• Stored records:
--- --- ---

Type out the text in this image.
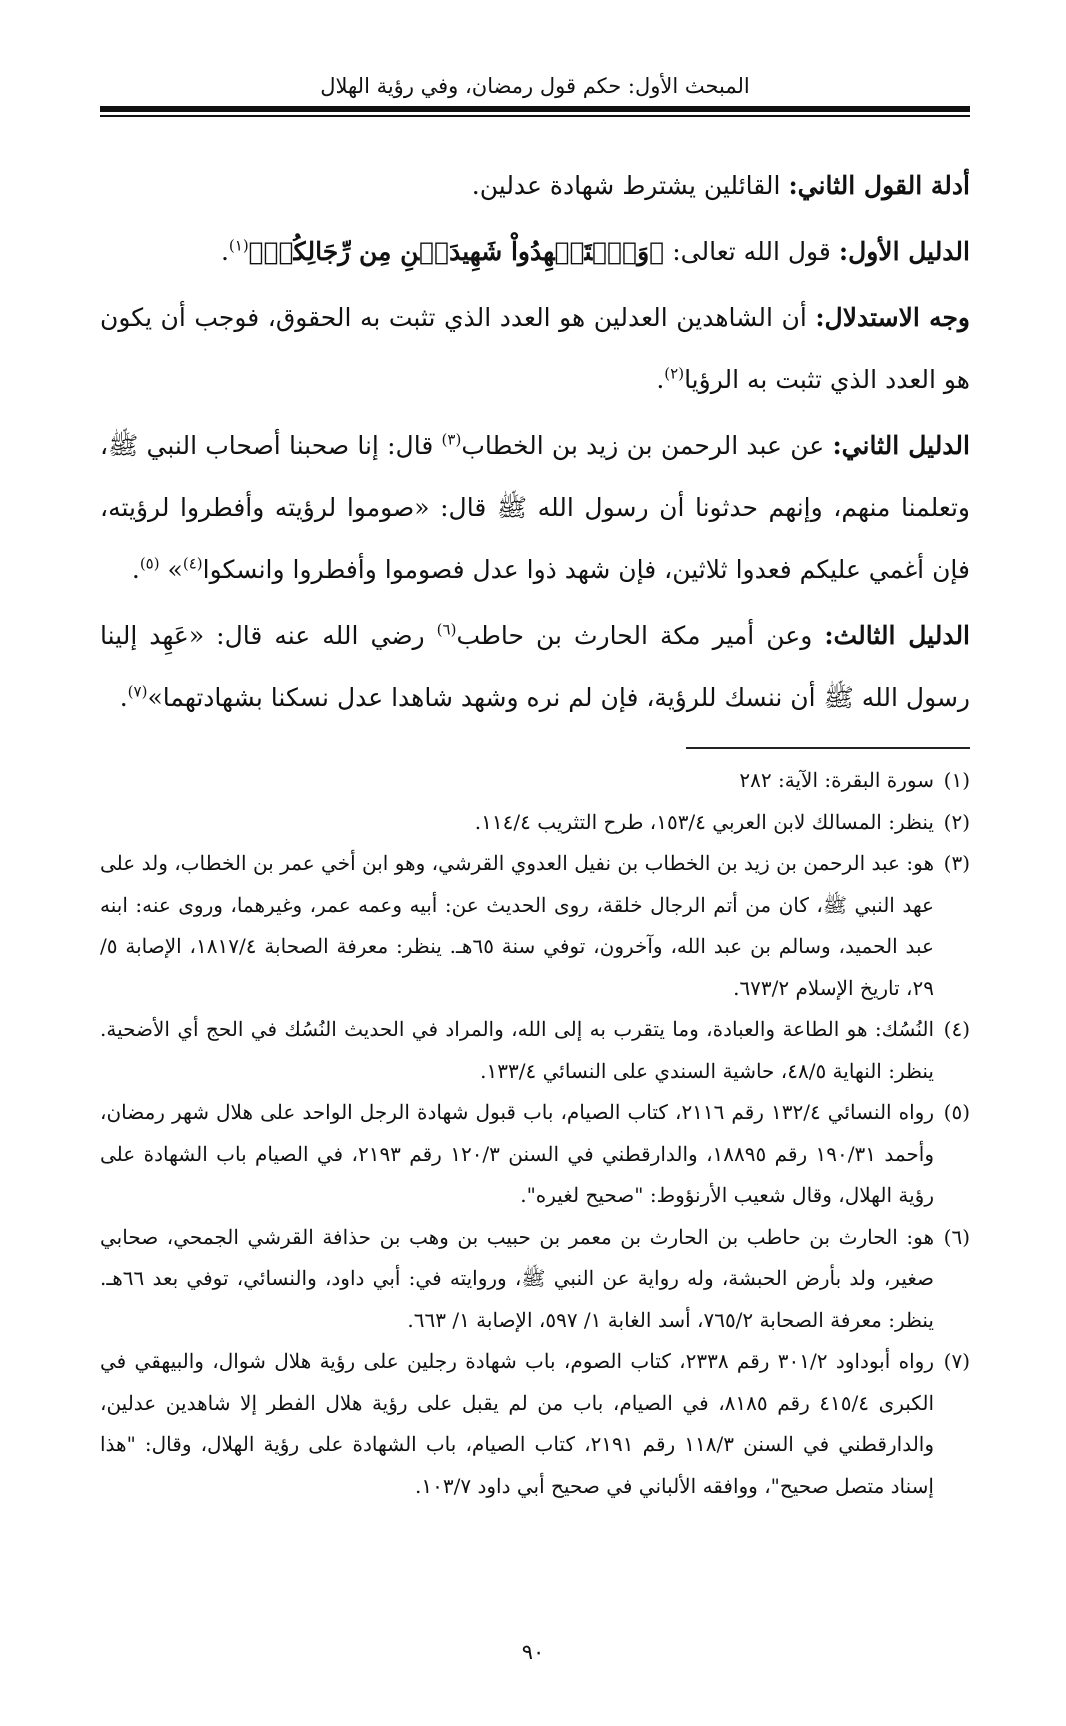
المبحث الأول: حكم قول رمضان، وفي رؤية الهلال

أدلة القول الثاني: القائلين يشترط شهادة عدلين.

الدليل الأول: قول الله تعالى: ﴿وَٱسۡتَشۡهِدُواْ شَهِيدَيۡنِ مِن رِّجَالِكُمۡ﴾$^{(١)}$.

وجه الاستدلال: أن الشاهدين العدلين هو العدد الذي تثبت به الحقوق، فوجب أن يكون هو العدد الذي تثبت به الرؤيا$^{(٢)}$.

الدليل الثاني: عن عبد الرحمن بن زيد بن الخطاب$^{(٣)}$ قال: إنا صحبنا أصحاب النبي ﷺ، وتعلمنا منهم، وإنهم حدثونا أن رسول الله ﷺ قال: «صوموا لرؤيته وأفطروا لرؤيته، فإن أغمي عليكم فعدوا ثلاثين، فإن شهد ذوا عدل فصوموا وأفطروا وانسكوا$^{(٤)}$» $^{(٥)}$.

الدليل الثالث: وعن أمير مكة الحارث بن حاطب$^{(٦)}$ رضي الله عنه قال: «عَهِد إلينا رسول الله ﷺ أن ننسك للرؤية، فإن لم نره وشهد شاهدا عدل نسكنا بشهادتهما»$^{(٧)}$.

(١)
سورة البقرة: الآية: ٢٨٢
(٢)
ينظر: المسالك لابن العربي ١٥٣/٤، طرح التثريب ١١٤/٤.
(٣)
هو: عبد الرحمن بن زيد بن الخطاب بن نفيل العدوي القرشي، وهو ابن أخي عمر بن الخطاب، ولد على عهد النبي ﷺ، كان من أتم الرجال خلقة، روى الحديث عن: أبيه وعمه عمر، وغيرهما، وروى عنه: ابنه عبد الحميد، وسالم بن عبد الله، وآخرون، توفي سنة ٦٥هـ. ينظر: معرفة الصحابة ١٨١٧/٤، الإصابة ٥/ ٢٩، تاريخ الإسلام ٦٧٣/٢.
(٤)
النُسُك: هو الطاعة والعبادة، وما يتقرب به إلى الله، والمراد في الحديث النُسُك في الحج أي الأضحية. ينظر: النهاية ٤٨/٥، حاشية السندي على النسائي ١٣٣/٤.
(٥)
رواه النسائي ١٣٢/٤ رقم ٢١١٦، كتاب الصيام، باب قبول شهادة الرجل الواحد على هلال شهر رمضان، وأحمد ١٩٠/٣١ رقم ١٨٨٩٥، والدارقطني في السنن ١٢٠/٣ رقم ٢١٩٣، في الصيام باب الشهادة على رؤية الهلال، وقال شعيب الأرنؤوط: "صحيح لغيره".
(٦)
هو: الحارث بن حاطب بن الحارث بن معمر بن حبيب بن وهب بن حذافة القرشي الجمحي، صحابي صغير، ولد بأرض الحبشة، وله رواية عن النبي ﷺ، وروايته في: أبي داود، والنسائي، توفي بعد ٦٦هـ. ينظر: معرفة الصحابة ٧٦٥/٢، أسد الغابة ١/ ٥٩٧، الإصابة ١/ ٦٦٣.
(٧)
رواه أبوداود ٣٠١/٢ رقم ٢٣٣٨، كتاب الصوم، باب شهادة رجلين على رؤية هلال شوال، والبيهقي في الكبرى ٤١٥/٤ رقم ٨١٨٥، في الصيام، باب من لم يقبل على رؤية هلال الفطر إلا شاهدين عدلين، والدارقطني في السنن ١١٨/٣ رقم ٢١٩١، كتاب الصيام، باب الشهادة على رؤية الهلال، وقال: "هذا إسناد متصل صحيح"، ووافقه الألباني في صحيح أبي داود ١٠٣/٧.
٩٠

--- --- ---

• What to produce: Print the complete listing exactly as it stands, without its pictures.

• Finished task:
Type out the text in this image.
المبحث الأول: حكم قول رمضان، وفي رؤية الهلال

أدلة القول الثاني: القائلين يشترط شهادة عدلين.

الدليل الأول: قول الله تعالى: ﴿وَٱسۡتَشۡهِدُواْ شَهِيدَيۡنِ مِن رِّجَالِكُمۡ﴾$^{(١)}$.

وجه الاستدلال: أن الشاهدين العدلين هو العدد الذي تثبت به الحقوق، فوجب أن يكون هو العدد الذي تثبت به الرؤيا$^{(٢)}$.

الدليل الثاني: عن عبد الرحمن بن زيد بن الخطاب$^{(٣)}$ قال: إنا صحبنا أصحاب النبي ﷺ، وتعلمنا منهم، وإنهم حدثونا أن رسول الله ﷺ قال: «صوموا لرؤيته وأفطروا لرؤيته، فإن أغمي عليكم فعدوا ثلاثين، فإن شهد ذوا عدل فصوموا وأفطروا وانسكوا$^{(٤)}$» $^{(٥)}$.

الدليل الثالث: وعن أمير مكة الحارث بن حاطب$^{(٦)}$ رضي الله عنه قال: «عَهِد إلينا رسول الله ﷺ أن ننسك للرؤية، فإن لم نره وشهد شاهدا عدل نسكنا بشهادتهما»$^{(٧)}$.

(١)
سورة البقرة: الآية: ٢٨٢
(٢)
ينظر: المسالك لابن العربي ١٥٣/٤، طرح التثريب ١١٤/٤.
(٣)
هو: عبد الرحمن بن زيد بن الخطاب بن نفيل العدوي القرشي، وهو ابن أخي عمر بن الخطاب، ولد على عهد النبي ﷺ، كان من أتم الرجال خلقة، روى الحديث عن: أبيه وعمه عمر، وغيرهما، وروى عنه: ابنه عبد الحميد، وسالم بن عبد الله، وآخرون، توفي سنة ٦٥هـ. ينظر: معرفة الصحابة ١٨١٧/٤، الإصابة ٥/ ٢٩، تاريخ الإسلام ٦٧٣/٢.
(٤)
النُسُك: هو الطاعة والعبادة، وما يتقرب به إلى الله، والمراد في الحديث النُسُك في الحج أي الأضحية. ينظر: النهاية ٤٨/٥، حاشية السندي على النسائي ١٣٣/٤.
(٥)
رواه النسائي ١٣٢/٤ رقم ٢١١٦، كتاب الصيام، باب قبول شهادة الرجل الواحد على هلال شهر رمضان، وأحمد ١٩٠/٣١ رقم ١٨٨٩٥، والدارقطني في السنن ١٢٠/٣ رقم ٢١٩٣، في الصيام باب الشهادة على رؤية الهلال، وقال شعيب الأرنؤوط: "صحيح لغيره".
(٦)
هو: الحارث بن حاطب بن الحارث بن معمر بن حبيب بن وهب بن حذافة القرشي الجمحي، صحابي صغير، ولد بأرض الحبشة، وله رواية عن النبي ﷺ، وروايته في: أبي داود، والنسائي، توفي بعد ٦٦هـ. ينظر: معرفة الصحابة ٧٦٥/٢، أسد الغابة ١/ ٥٩٧، الإصابة ١/ ٦٦٣.
(٧)
رواه أبوداود ٣٠١/٢ رقم ٢٣٣٨، كتاب الصوم، باب شهادة رجلين على رؤية هلال شوال، والبيهقي في الكبرى ٤١٥/٤ رقم ٨١٨٥، في الصيام، باب من لم يقبل على رؤية هلال الفطر إلا شاهدين عدلين، والدارقطني في السنن ١١٨/٣ رقم ٢١٩١، كتاب الصيام، باب الشهادة على رؤية الهلال، وقال: "هذا إسناد متصل صحيح"، ووافقه الألباني في صحيح أبي داود ١٠٣/٧.
٩٠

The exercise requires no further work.